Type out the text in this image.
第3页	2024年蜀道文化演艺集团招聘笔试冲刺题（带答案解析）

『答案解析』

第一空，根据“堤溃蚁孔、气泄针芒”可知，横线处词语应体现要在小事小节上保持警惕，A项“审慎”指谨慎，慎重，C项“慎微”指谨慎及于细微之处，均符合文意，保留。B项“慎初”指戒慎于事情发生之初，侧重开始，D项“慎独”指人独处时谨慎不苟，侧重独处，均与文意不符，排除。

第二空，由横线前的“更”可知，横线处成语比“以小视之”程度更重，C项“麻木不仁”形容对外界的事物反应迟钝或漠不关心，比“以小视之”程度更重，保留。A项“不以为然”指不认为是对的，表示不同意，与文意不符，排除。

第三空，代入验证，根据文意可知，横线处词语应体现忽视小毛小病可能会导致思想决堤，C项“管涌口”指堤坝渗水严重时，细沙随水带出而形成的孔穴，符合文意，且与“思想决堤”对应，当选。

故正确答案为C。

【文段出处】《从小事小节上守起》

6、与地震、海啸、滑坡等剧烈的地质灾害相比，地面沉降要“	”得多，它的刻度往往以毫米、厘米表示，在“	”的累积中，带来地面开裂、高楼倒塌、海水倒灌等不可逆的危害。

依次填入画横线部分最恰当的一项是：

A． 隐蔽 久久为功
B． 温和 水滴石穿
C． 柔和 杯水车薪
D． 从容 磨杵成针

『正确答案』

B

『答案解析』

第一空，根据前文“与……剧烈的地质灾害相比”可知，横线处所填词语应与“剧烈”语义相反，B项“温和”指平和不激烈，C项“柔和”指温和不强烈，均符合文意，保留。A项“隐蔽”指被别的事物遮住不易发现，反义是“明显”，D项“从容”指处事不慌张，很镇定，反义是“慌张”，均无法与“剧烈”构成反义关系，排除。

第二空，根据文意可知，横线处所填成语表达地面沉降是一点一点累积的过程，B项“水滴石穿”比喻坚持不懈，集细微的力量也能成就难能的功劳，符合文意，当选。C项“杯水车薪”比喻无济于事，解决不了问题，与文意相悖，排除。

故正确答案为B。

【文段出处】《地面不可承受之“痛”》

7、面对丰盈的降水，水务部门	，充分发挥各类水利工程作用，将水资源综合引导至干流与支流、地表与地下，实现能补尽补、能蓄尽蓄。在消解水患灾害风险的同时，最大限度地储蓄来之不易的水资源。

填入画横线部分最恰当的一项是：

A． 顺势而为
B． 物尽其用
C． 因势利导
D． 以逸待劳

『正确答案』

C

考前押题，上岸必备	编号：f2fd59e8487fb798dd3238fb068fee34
____
**EXERCISE BRIEF**: Go through the material above line by line and copy it exactly.

**RESULT**:
Type out the text in this image.
第3页	2024年蜀道文化演艺集团招聘笔试冲刺题（带答案解析）

『答案解析』

第一空，根据“堤溃蚁孔、气泄针芒”可知，横线处词语应体现要在小事小节上保持警惕，A项“审慎”指谨慎，慎重，C项“慎微”指谨慎及于细微之处，均符合文意，保留。B项“慎初”指戒慎于事情发生之初，侧重开始，D项“慎独”指人独处时谨慎不苟，侧重独处，均与文意不符，排除。

第二空，由横线前的“更”可知，横线处成语比“以小视之”程度更重，C项“麻木不仁”形容对外界的事物反应迟钝或漠不关心，比“以小视之”程度更重，保留。A项“不以为然”指不认为是对的，表示不同意，与文意不符，排除。

第三空，代入验证，根据文意可知，横线处词语应体现忽视小毛小病可能会导致思想决堤，C项“管涌口”指堤坝渗水严重时，细沙随水带出而形成的孔穴，符合文意，且与“思想决堤”对应，当选。

故正确答案为C。

【文段出处】《从小事小节上守起》

6、与地震、海啸、滑坡等剧烈的地质灾害相比，地面沉降要“	”得多，它的刻度往往以毫米、厘米表示，在“	”的累积中，带来地面开裂、高楼倒塌、海水倒灌等不可逆的危害。

依次填入画横线部分最恰当的一项是：

A． 隐蔽 久久为功
B． 温和 水滴石穿
C． 柔和 杯水车薪
D． 从容 磨杵成针

『正确答案』

B

『答案解析』

第一空，根据前文“与……剧烈的地质灾害相比”可知，横线处所填词语应与“剧烈”语义相反，B项“温和”指平和不激烈，C项“柔和”指温和不强烈，均符合文意，保留。A项“隐蔽”指被别的事物遮住不易发现，反义是“明显”，D项“从容”指处事不慌张，很镇定，反义是“慌张”，均无法与“剧烈”构成反义关系，排除。

第二空，根据文意可知，横线处所填成语表达地面沉降是一点一点累积的过程，B项“水滴石穿”比喻坚持不懈，集细微的力量也能成就难能的功劳，符合文意，当选。C项“杯水车薪”比喻无济于事，解决不了问题，与文意相悖，排除。

故正确答案为B。

【文段出处】《地面不可承受之“痛”》

7、面对丰盈的降水，水务部门	，充分发挥各类水利工程作用，将水资源综合引导至干流与支流、地表与地下，实现能补尽补、能蓄尽蓄。在消解水患灾害风险的同时，最大限度地储蓄来之不易的水资源。

填入画横线部分最恰当的一项是：

A． 顺势而为
B． 物尽其用
C． 因势利导
D． 以逸待劳

『正确答案』

C

考前押题，上岸必备	编号：f2fd59e8487fb798dd3238fb068fee34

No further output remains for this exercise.